→ Provided data
<<<<
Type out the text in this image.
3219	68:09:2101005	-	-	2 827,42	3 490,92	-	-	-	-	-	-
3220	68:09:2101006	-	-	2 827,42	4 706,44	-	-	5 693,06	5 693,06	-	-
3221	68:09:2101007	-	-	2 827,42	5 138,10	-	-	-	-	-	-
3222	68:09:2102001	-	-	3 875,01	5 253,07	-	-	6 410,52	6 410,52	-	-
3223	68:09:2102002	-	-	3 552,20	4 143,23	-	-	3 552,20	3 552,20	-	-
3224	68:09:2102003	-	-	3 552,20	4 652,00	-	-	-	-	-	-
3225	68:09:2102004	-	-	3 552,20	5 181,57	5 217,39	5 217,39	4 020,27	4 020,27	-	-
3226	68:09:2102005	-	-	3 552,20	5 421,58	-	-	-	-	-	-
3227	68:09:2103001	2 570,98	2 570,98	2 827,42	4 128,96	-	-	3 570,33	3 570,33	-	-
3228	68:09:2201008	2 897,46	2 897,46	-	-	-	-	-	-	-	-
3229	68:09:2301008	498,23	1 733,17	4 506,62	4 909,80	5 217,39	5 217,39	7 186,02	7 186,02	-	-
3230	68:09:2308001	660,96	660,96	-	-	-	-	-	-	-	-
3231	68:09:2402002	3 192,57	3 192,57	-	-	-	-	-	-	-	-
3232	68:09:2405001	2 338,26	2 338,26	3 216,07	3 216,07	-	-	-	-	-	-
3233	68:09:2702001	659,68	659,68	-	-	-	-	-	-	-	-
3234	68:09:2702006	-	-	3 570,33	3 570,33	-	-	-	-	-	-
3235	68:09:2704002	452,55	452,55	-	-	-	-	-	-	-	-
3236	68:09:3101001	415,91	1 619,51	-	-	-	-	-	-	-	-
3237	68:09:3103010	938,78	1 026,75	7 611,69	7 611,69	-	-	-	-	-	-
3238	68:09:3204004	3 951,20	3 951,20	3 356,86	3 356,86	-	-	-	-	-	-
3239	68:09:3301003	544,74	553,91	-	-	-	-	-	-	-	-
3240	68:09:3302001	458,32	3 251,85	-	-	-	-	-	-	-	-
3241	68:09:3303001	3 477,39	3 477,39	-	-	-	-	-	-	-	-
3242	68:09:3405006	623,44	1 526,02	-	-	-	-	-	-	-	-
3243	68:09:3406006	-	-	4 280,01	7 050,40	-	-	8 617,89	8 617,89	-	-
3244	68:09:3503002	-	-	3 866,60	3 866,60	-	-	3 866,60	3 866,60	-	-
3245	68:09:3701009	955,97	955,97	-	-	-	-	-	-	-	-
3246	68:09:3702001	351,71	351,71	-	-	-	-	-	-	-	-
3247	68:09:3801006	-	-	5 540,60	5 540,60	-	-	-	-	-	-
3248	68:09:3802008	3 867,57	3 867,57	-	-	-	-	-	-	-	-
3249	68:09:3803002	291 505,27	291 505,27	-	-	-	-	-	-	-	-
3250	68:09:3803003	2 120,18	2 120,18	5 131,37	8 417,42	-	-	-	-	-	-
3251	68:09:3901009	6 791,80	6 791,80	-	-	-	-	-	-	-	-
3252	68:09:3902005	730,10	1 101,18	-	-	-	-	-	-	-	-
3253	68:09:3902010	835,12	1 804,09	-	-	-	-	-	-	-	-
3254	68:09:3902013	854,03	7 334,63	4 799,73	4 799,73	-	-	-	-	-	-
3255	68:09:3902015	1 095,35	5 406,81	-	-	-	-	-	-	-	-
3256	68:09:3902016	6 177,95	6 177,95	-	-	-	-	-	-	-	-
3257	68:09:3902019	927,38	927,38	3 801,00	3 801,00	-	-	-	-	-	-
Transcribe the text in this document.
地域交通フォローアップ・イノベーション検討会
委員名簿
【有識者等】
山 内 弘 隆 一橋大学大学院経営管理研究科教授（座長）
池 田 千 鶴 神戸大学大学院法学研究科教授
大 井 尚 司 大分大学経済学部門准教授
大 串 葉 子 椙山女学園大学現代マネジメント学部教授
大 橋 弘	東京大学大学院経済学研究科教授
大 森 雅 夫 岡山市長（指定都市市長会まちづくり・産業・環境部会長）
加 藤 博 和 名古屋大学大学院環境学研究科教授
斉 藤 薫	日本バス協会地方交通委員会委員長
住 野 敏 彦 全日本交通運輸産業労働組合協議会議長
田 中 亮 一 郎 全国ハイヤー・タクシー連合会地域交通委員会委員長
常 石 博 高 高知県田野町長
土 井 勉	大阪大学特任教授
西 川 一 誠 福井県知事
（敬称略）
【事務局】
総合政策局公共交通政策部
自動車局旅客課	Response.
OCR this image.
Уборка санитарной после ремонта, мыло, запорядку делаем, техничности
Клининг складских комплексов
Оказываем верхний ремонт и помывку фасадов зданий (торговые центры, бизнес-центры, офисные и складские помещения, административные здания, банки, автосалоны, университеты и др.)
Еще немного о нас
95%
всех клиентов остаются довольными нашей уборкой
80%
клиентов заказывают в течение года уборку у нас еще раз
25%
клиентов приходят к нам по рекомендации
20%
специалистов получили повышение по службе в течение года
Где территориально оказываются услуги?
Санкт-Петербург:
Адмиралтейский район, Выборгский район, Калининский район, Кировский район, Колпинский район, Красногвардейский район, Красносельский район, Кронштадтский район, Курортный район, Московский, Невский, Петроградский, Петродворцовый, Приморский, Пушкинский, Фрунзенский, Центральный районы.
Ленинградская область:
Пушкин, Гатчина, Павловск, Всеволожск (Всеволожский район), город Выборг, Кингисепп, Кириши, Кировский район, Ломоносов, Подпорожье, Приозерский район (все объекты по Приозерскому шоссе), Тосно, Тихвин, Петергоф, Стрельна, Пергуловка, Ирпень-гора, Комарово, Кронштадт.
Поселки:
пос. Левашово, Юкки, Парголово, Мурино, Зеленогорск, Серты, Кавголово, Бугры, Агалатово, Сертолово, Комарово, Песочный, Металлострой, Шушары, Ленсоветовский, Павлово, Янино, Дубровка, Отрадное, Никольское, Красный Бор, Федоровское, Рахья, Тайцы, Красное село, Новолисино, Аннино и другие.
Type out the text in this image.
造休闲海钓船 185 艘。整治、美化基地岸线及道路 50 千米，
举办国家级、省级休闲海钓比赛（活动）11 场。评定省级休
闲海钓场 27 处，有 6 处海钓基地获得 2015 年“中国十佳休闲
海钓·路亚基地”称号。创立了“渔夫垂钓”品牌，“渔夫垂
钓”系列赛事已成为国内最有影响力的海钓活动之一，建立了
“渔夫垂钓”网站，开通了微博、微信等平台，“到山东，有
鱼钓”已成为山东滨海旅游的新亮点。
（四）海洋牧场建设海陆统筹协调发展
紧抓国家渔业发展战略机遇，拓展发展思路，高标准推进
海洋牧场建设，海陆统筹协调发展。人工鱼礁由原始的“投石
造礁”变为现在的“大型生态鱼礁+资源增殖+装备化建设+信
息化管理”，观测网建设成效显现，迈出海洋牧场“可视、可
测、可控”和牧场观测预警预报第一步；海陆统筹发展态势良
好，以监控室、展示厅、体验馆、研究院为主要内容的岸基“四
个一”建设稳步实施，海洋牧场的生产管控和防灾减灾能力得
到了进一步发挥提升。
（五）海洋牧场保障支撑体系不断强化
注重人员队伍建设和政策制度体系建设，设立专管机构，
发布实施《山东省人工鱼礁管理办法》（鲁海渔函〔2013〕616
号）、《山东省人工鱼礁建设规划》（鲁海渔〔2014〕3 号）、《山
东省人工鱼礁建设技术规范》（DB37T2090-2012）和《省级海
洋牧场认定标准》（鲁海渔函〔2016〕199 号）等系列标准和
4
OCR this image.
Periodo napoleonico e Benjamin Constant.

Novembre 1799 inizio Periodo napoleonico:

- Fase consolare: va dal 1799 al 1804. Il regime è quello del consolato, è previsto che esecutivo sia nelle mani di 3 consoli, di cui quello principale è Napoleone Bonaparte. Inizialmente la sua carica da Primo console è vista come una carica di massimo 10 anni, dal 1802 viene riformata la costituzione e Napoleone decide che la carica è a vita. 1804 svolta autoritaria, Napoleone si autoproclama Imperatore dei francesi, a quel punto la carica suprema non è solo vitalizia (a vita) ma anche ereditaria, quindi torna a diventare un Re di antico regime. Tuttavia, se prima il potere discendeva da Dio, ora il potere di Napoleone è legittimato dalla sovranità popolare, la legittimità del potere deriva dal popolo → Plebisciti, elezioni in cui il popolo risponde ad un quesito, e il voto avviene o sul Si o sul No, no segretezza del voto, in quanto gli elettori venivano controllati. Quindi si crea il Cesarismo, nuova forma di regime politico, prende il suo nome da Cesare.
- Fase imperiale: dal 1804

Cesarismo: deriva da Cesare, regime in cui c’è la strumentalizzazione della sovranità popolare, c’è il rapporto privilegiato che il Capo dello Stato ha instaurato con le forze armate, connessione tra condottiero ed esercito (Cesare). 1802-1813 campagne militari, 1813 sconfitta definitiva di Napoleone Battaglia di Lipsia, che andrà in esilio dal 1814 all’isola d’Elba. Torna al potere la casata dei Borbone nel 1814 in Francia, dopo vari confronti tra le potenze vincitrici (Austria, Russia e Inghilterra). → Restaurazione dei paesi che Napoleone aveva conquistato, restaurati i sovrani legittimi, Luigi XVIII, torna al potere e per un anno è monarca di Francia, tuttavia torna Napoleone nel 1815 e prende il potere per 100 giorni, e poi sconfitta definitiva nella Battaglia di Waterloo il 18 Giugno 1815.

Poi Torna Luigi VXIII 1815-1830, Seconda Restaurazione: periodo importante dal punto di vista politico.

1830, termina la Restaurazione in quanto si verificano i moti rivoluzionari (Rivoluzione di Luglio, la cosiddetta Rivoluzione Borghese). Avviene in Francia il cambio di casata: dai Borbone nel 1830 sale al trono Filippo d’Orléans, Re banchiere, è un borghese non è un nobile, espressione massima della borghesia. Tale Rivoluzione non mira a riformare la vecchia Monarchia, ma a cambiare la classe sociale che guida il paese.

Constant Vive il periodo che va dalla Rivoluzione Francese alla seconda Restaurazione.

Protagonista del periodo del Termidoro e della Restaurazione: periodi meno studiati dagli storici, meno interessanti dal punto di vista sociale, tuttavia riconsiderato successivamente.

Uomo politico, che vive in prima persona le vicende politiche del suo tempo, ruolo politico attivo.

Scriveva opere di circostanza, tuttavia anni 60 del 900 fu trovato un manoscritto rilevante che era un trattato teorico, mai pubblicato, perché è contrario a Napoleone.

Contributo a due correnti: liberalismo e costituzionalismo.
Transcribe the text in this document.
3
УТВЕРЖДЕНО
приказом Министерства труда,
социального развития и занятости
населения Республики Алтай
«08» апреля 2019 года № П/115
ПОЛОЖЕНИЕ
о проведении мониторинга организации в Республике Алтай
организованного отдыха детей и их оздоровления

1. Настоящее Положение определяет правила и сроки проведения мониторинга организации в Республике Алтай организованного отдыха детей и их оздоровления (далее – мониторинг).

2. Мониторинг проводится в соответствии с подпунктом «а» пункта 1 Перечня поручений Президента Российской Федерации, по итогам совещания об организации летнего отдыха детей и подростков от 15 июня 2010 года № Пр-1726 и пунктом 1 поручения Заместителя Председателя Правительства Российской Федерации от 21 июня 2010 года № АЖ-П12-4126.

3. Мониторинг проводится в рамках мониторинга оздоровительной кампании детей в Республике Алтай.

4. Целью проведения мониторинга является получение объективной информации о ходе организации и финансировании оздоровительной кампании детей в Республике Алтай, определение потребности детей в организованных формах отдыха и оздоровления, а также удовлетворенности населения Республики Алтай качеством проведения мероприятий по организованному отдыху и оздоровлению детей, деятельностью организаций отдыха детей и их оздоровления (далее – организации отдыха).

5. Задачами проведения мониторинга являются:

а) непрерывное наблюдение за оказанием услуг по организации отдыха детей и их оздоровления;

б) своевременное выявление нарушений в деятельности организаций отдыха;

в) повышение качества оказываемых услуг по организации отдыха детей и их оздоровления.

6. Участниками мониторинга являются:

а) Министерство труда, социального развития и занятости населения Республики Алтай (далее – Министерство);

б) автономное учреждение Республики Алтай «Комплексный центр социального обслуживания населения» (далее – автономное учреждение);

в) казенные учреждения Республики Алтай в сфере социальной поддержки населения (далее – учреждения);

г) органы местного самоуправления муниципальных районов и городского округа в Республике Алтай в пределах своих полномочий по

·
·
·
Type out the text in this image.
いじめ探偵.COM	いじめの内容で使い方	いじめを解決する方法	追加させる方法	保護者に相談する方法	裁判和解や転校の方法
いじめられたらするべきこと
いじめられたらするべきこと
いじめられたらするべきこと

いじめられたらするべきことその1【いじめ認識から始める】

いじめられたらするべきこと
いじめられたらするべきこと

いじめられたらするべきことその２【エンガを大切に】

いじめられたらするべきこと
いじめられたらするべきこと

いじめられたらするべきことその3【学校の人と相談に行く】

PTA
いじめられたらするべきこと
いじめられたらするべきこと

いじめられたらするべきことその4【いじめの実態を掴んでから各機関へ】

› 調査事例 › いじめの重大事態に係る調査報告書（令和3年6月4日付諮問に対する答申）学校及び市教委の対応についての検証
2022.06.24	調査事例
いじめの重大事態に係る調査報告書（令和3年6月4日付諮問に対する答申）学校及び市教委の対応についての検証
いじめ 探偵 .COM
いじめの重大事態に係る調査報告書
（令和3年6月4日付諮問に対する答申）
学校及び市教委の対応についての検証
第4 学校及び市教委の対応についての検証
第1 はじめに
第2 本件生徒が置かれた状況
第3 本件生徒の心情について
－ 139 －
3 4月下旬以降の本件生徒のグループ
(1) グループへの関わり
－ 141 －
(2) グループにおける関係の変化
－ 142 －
>>>>
→ Aim
Copy each line of the listing that contains the string "года".

→ Output for this task
клиентов заказывают в течение года уборку у нас еще раз
специалистов получили повышение по службе в течение года
«08» апреля 2019 года № П/115
2. Мониторинг проводится в соответствии с подпунктом «а» пункта 1 Перечня поручений Президента Российской Федерации, по итогам совещания об организации летнего отдыха детей и подростков от 15 июня 2010 года № Пр-1726 и пунктом 1 поручения Заместителя Председателя Правительства Российской Федерации от 21 июня 2010 года № АЖ-П12-4126.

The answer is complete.